** start **

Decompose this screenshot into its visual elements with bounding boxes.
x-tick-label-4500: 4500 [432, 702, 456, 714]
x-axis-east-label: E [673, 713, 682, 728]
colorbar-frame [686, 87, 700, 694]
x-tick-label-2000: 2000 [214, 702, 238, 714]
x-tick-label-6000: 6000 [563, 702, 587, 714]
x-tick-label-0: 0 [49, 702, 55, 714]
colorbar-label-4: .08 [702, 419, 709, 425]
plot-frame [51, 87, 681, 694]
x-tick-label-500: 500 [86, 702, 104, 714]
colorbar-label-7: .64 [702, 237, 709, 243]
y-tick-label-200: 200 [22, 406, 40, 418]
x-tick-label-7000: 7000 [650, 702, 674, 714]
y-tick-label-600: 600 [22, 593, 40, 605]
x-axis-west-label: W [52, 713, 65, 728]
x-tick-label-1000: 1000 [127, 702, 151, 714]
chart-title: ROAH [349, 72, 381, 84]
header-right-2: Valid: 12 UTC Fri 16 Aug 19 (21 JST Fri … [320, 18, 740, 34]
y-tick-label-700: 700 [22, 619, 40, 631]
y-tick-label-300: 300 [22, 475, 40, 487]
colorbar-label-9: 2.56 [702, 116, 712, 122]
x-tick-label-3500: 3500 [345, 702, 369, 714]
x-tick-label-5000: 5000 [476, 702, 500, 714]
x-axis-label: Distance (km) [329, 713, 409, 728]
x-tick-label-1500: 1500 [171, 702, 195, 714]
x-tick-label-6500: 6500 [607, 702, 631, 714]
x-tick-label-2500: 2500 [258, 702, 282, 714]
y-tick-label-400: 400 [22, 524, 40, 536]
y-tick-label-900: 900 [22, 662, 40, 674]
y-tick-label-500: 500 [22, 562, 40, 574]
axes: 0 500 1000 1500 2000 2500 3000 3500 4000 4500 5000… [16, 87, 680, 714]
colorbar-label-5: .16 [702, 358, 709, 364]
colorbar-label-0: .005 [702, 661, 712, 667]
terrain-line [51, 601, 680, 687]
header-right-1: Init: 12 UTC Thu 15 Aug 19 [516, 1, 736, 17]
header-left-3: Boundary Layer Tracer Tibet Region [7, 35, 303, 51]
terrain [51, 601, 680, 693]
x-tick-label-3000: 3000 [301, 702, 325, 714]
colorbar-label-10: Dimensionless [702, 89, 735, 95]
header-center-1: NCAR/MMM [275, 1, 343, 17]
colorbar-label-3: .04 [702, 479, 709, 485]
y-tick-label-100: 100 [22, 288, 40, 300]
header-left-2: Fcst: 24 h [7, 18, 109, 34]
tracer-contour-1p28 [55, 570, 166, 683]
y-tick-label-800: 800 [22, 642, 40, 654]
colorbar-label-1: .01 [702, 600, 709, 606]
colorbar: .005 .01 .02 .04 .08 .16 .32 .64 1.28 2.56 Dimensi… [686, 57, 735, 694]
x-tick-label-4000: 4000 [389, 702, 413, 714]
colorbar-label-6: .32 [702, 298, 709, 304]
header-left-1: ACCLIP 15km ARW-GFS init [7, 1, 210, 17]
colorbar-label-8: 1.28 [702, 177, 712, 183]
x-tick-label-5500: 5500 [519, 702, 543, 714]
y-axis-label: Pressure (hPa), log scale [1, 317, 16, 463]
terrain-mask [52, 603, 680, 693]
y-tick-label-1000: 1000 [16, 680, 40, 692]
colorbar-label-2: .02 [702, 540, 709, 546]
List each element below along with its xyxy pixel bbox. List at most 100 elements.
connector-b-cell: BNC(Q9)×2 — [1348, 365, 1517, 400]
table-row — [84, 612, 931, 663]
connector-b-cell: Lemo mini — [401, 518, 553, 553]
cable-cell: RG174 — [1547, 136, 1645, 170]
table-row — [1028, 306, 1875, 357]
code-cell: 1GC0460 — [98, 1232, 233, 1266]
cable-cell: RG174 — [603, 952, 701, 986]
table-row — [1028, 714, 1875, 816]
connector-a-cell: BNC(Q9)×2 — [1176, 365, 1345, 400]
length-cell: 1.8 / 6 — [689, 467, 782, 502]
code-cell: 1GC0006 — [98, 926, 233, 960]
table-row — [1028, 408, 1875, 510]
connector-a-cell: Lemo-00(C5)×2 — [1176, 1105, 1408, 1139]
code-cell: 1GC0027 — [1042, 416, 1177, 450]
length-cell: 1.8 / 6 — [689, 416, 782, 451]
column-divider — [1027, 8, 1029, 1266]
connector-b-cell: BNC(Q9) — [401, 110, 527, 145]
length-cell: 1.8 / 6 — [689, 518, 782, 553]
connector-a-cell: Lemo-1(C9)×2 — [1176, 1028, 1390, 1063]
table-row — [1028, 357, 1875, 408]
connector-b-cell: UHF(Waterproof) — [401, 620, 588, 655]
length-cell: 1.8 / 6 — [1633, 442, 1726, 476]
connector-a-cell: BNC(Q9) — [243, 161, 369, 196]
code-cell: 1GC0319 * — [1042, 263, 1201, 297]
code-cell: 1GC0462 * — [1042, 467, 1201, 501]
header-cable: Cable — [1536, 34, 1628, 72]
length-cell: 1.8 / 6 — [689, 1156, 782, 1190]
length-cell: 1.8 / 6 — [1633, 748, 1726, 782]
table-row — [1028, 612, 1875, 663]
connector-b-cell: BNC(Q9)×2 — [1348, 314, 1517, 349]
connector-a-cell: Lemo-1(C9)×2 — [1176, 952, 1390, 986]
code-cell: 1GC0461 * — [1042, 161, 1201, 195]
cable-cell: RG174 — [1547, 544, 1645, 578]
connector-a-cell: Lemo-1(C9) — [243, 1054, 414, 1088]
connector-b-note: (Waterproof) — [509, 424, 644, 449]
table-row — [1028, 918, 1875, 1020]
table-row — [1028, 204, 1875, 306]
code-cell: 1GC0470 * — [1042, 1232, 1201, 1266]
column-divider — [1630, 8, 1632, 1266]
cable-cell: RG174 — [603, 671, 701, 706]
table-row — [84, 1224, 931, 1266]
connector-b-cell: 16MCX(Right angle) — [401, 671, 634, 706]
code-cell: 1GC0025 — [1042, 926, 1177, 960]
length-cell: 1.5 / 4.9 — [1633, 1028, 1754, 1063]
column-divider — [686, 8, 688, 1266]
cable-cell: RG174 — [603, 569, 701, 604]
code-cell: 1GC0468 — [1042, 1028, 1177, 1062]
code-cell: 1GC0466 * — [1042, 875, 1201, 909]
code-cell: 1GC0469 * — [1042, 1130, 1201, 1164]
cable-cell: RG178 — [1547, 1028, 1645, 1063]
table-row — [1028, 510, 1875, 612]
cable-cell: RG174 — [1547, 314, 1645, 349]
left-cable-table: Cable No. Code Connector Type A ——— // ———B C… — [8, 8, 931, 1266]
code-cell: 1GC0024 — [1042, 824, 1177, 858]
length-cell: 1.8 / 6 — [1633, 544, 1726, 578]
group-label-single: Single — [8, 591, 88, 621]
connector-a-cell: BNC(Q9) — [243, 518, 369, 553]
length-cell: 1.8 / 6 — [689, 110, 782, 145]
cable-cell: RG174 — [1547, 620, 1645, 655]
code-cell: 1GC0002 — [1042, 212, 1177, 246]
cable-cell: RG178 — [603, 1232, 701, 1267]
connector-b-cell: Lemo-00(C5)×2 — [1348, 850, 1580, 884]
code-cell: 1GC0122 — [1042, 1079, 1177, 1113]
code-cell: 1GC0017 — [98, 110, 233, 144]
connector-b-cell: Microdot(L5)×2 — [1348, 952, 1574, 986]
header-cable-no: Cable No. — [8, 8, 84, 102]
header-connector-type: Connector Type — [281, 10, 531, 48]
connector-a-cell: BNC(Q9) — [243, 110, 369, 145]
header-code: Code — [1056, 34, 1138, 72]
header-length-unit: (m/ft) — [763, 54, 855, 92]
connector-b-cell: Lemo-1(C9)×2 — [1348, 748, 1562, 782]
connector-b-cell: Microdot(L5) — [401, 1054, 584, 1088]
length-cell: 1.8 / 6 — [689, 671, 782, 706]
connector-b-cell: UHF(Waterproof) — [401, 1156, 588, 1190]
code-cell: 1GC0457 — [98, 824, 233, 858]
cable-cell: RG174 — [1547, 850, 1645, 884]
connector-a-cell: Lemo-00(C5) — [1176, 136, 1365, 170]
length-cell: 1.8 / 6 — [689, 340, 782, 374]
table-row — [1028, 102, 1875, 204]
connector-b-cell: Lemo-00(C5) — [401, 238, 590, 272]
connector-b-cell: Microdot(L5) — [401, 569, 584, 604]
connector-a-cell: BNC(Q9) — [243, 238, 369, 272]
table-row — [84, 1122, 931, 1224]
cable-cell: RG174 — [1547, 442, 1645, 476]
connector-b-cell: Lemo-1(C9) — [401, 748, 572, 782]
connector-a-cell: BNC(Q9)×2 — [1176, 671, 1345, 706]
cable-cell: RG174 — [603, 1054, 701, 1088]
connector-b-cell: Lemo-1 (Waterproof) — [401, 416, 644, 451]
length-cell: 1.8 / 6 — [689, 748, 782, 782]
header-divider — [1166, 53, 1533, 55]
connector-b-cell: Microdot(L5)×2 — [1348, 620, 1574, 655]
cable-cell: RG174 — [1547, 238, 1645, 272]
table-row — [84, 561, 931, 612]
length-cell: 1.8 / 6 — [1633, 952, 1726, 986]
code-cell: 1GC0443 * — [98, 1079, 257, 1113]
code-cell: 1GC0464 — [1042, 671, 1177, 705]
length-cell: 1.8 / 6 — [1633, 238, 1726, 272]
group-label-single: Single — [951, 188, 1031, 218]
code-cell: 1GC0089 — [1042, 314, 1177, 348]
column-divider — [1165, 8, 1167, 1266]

** end **

Return, unchanged, every line from the first one through the line containing "y-tick-label-600: 600 [22, 593, 40, 605]", including both ends.

*Exercise output*
Decompose this screenshot into its visual elements with bounding boxes.
x-tick-label-4500: 4500 [432, 702, 456, 714]
x-axis-east-label: E [673, 713, 682, 728]
colorbar-frame [686, 87, 700, 694]
x-tick-label-2000: 2000 [214, 702, 238, 714]
x-tick-label-6000: 6000 [563, 702, 587, 714]
x-tick-label-0: 0 [49, 702, 55, 714]
colorbar-label-4: .08 [702, 419, 709, 425]
plot-frame [51, 87, 681, 694]
x-tick-label-500: 500 [86, 702, 104, 714]
colorbar-label-7: .64 [702, 237, 709, 243]
y-tick-label-200: 200 [22, 406, 40, 418]
x-tick-label-7000: 7000 [650, 702, 674, 714]
y-tick-label-600: 600 [22, 593, 40, 605]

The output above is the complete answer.